··· EXTRAIT DU DOCUMENT

Stella Orsini - Publié le 23 novembre 2019
TRI - De quoi les associations ont-elles vraiment l'utilité ? Reçoivent-elles trop de textile et pas assez d'électroménager ? On vous explique comment "bien donner".
Après avoir vidé vos placards, des kilos d'objets vous restent entre les mains ? Avant de vous précipiter pour donner vos anciens trésors, il est bon de se poser quelques questions car en matière de don, les clichés ont la dent dure. Tour d'horizon des bonnes pratiques avec Philippine Garde, chargée de mission chez Emmaüs Défi.
Quel est le premier réflexe à avoir lorsque l'on souhaite donner un objet ?
Philippine Garde : la première chose, c'est de bien faire la différence entre ce qui est en bon ou en mauvais état. Car c'est cela qui va déterminer ce qui va relever du réemploi ou du recyclage. Les filières de recyclage se trouvent plutôt du côté des déchetteries et éventuellement des conteneurs que l'on peut trouver dans la rue, alors ce qui est en bon état va être redirigé vers des associations. Ensuite, on peut essayer de se diriger vers des lieux spécialisés sur un type d'objet. C'est le cas notamment du chantier d'insertion Rejoué qui collecte les jouets.
De quoi souffrent les associations aujourd'hui ?
Notre modèle : "réemployer des objets et par ce biais créer des emplois en insertion" est mis en danger par le phénomène de revente de particulier à particulier. Le réflexe des personnes aujourd'hui, c'est de d'abord trier les objets en fonction de leur valeur pour les revendre sur des sites puis de donner ce qui reste, ce qui est cassé ou qui ne vaut plus rien. Or la plupart des gens viennent chez Emmaüs pour trouver des petits trésors pas chers. Paradoxalement, ils cherchent des objets de qualité, alors qu'eux-mêmes les revendent ailleurs.

······

À FAIRE. Dans l'article sur le don d'objets aux associations, relevez toutes les phrases qui se terminent par un point d'interrogation, dans l'ordre où elles apparaissent.

··· DONNÉES FOURNIES

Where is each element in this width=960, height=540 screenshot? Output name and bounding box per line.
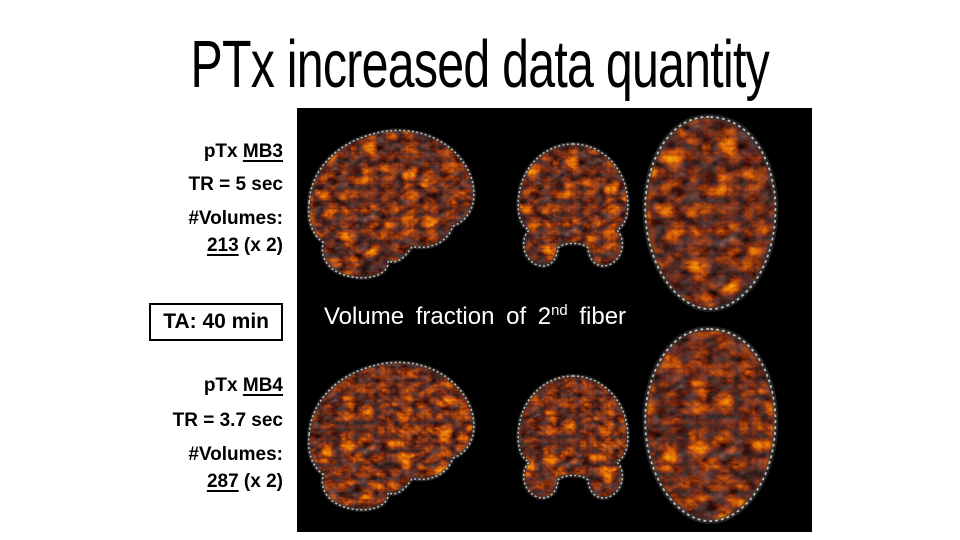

······

RÉPONSE FINALE.
- « De quoi les associations ont-elles vraiment l'utilité ? »
- « Reçoivent-elles trop de textile et pas assez d'électroménager ? »
- « Après avoir vidé vos placards, des kilos d'objets vous restent entre les mains ? »
- « Quel est le premier réflexe à avoir lorsque l'on souhaite donner un objet ? »
- « De quoi souffrent les associations aujourd'hui ? »